■ **Task**: Return every record below exactly as written, omitting any pictures.

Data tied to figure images
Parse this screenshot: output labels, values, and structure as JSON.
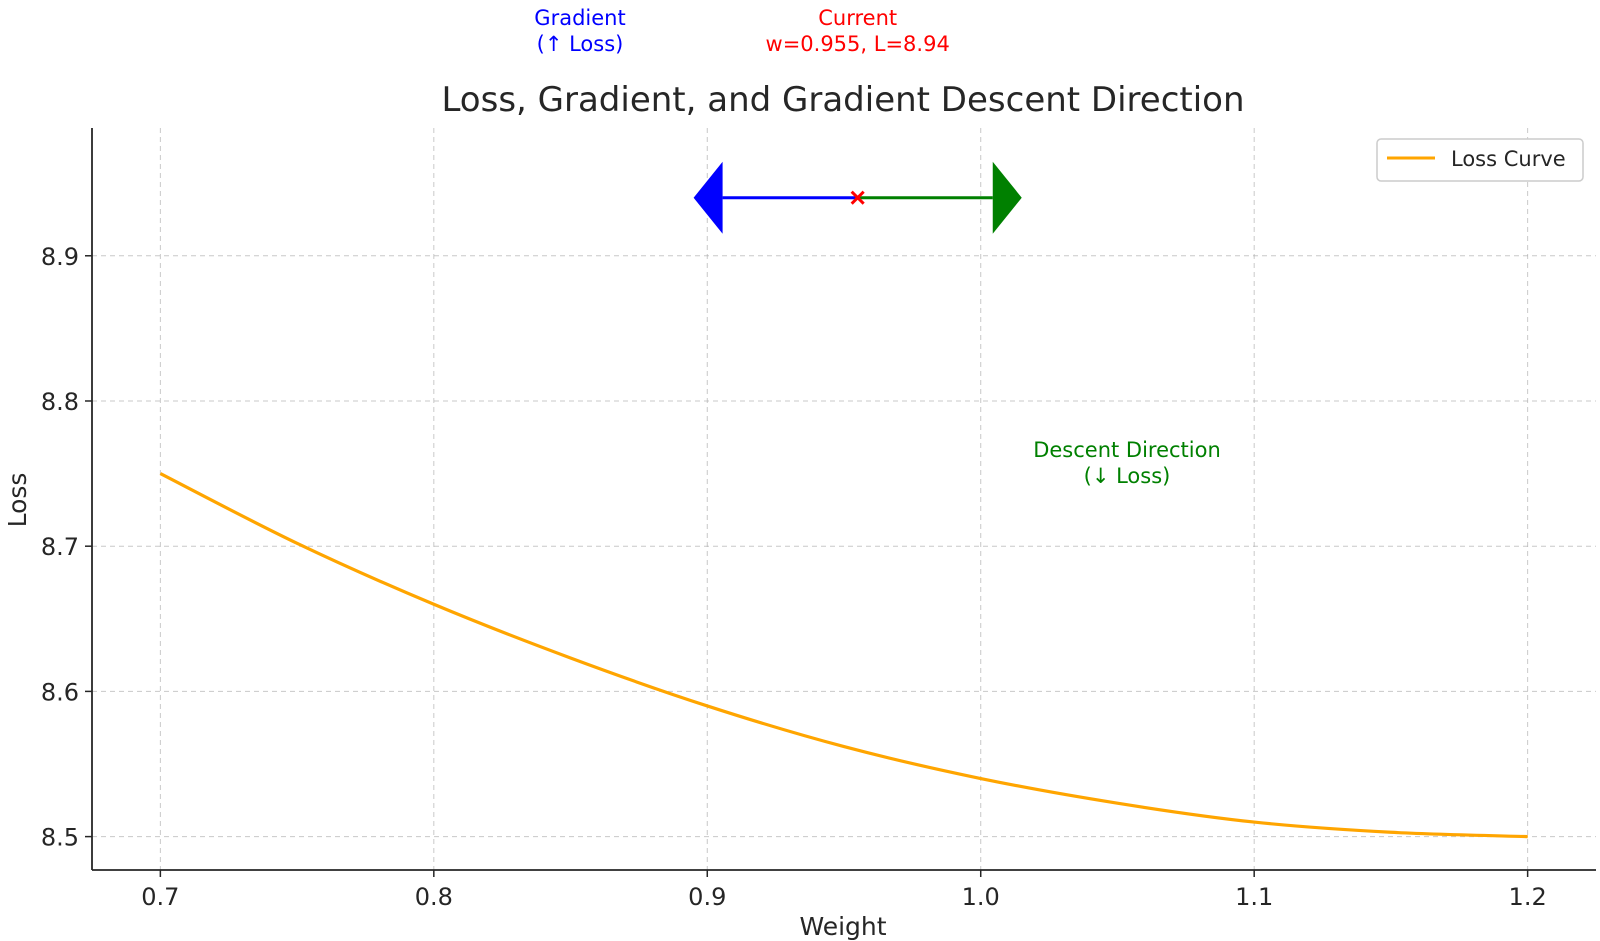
{
  "chart_data": {
    "type": "line",
    "title": "Loss, Gradient, and Gradient Descent Direction",
    "xlabel": "Weight",
    "ylabel": "Loss",
    "xlim": [
      0.675,
      1.225
    ],
    "ylim": [
      8.477,
      8.988
    ],
    "grid": true,
    "legend_position": "top-right",
    "x_ticks": [
      0.7,
      0.8,
      0.9,
      1.0,
      1.1,
      1.2
    ],
    "x_tick_labels": [
      "0.7",
      "0.8",
      "0.9",
      "1.0",
      "1.1",
      "1.2"
    ],
    "y_ticks": [
      8.5,
      8.6,
      8.7,
      8.8,
      8.9
    ],
    "y_tick_labels": [
      "8.5",
      "8.6",
      "8.7",
      "8.8",
      "8.9"
    ],
    "series": [
      {
        "name": "Loss Curve",
        "color": "#FFA500",
        "x": [
          0.7,
          0.75,
          0.8,
          0.85,
          0.9,
          0.95,
          1.0,
          1.05,
          1.1,
          1.15,
          1.2
        ],
        "y": [
          8.75,
          8.702,
          8.66,
          8.623,
          8.59,
          8.562,
          8.54,
          8.523,
          8.51,
          8.503,
          8.5
        ]
      }
    ],
    "current_point": {
      "x": 0.955,
      "y": 8.94,
      "color": "#FF0000",
      "label_lines": [
        "Current",
        "w=0.955, L=8.94"
      ]
    },
    "gradient_arrow": {
      "from_x": 0.955,
      "to_x": 0.895,
      "y": 8.94,
      "color": "#0000FF",
      "label_lines": [
        "Gradient",
        "(↑ Loss)"
      ]
    },
    "descent_arrow": {
      "from_x": 0.955,
      "to_x": 1.015,
      "y": 8.94,
      "color": "#008000",
      "label_lines": [
        "Descent Direction",
        "(↓ Loss)"
      ]
    }
  }
}
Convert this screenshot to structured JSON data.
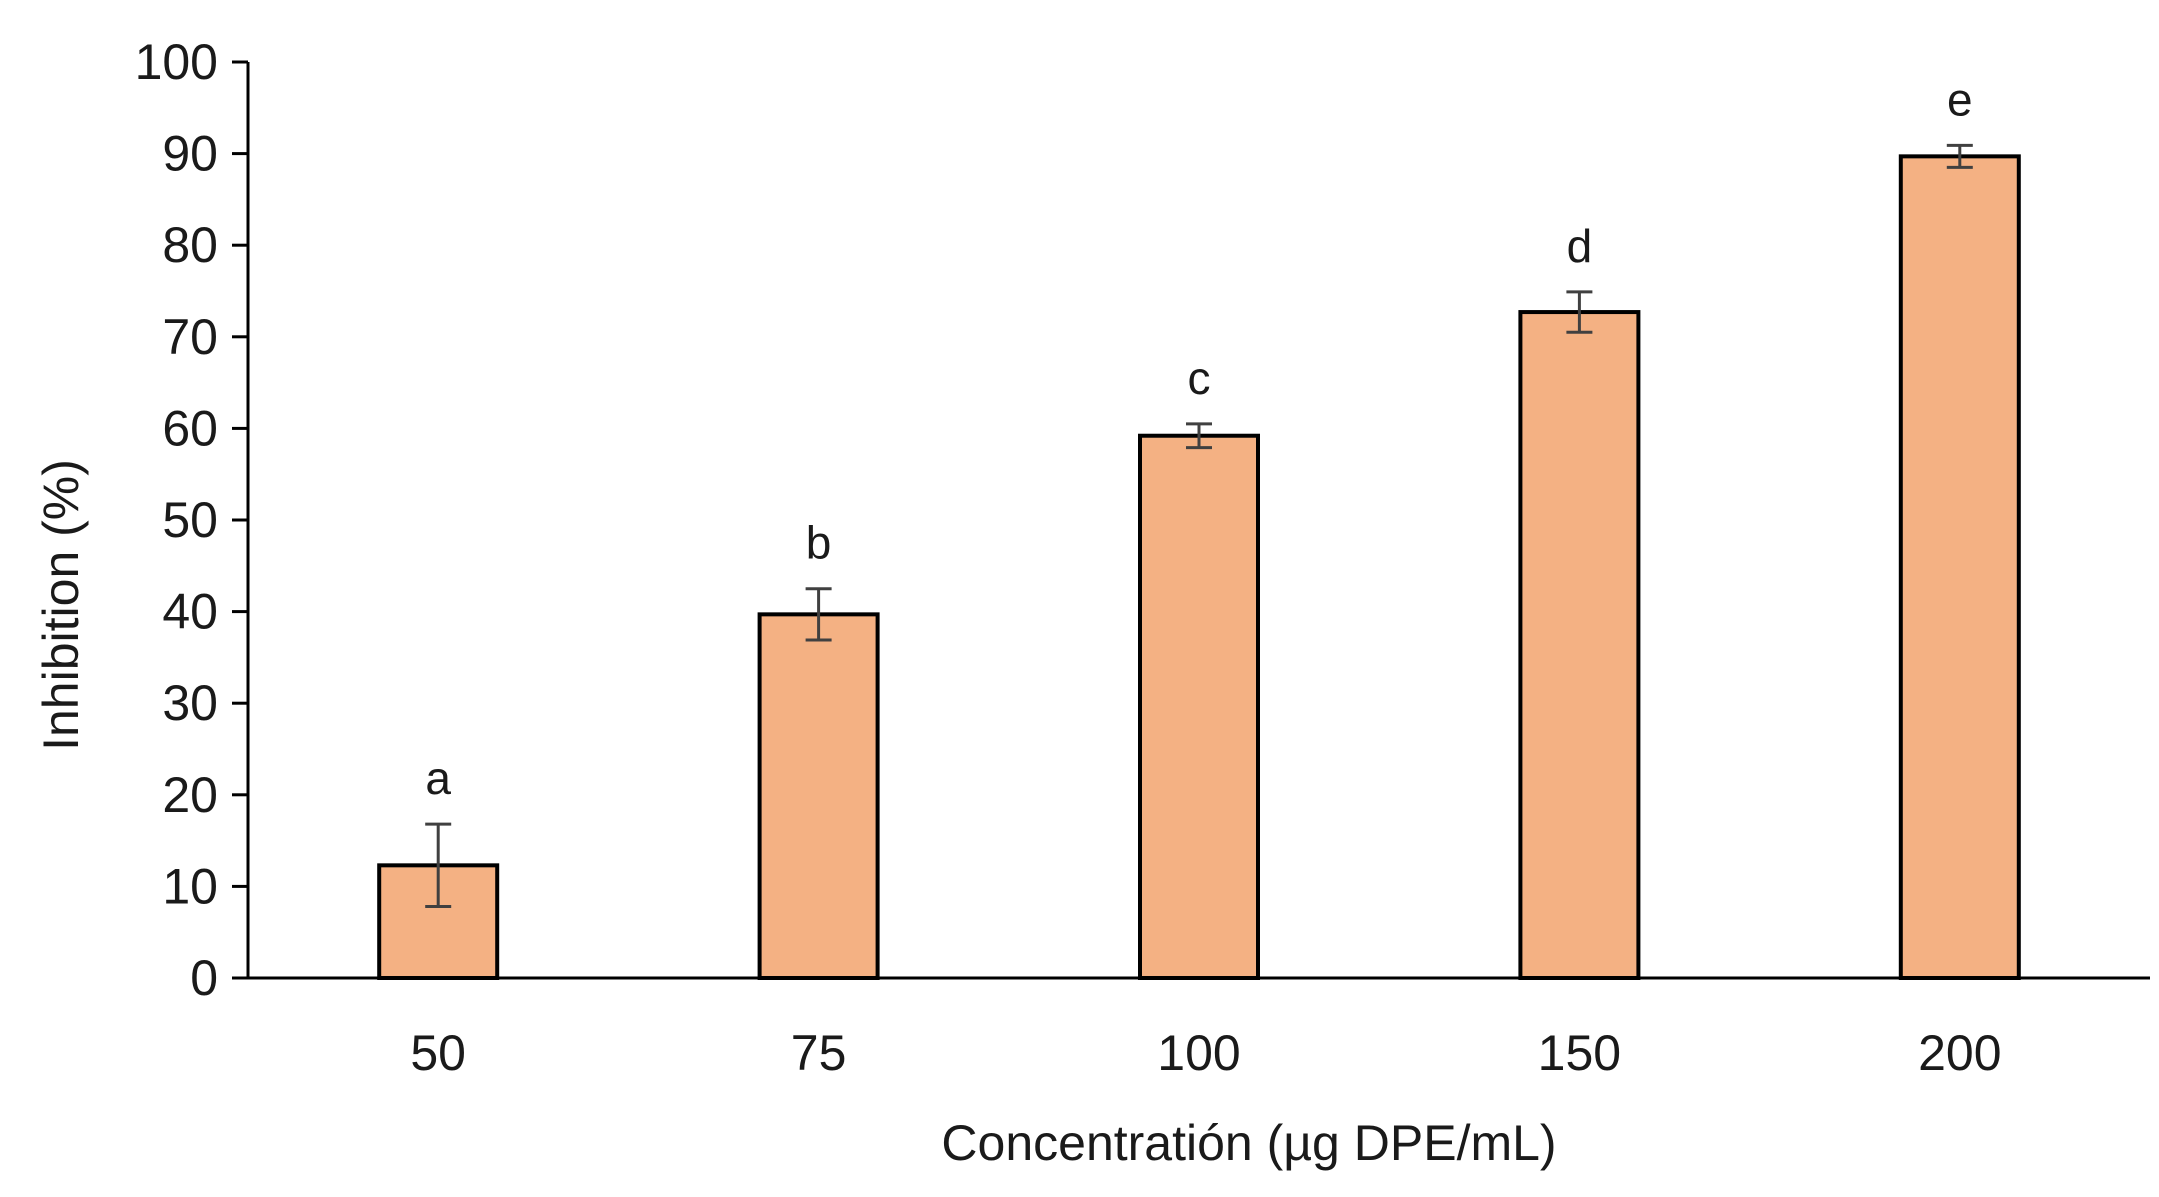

■ **Final result**:
Parse this screenshot: output labels, values, and structure as JSON.
{
  "chart_data": {
    "type": "line",
    "title": "Loss, Gradient, and Gradient Descent Direction",
    "xlabel": "Weight",
    "ylabel": "Loss",
    "xlim": [
      0.675,
      1.225
    ],
    "ylim": [
      8.477,
      8.988
    ],
    "grid": true,
    "legend_position": "top-right",
    "x_ticks": [
      0.7,
      0.8,
      0.9,
      1.0,
      1.1,
      1.2
    ],
    "x_tick_labels": [
      "0.7",
      "0.8",
      "0.9",
      "1.0",
      "1.1",
      "1.2"
    ],
    "y_ticks": [
      8.5,
      8.6,
      8.7,
      8.8,
      8.9
    ],
    "y_tick_labels": [
      "8.5",
      "8.6",
      "8.7",
      "8.8",
      "8.9"
    ],
    "series": [
      {
        "name": "Loss Curve",
        "color": "#FFA500",
        "x": [
          0.7,
          0.75,
          0.8,
          0.85,
          0.9,
          0.95,
          1.0,
          1.05,
          1.1,
          1.15,
          1.2
        ],
        "y": [
          8.75,
          8.702,
          8.66,
          8.623,
          8.59,
          8.562,
          8.54,
          8.523,
          8.51,
          8.503,
          8.5
        ]
      }
    ],
    "current_point": {
      "x": 0.955,
      "y": 8.94,
      "color": "#FF0000",
      "label_lines": [
        "Current",
        "w=0.955, L=8.94"
      ]
    },
    "gradient_arrow": {
      "from_x": 0.955,
      "to_x": 0.895,
      "y": 8.94,
      "color": "#0000FF",
      "label_lines": [
        "Gradient",
        "(↑ Loss)"
      ]
    },
    "descent_arrow": {
      "from_x": 0.955,
      "to_x": 1.015,
      "y": 8.94,
      "color": "#008000",
      "label_lines": [
        "Descent Direction",
        "(↓ Loss)"
      ]
    }
  }
}
Convert this screenshot to structured JSON data.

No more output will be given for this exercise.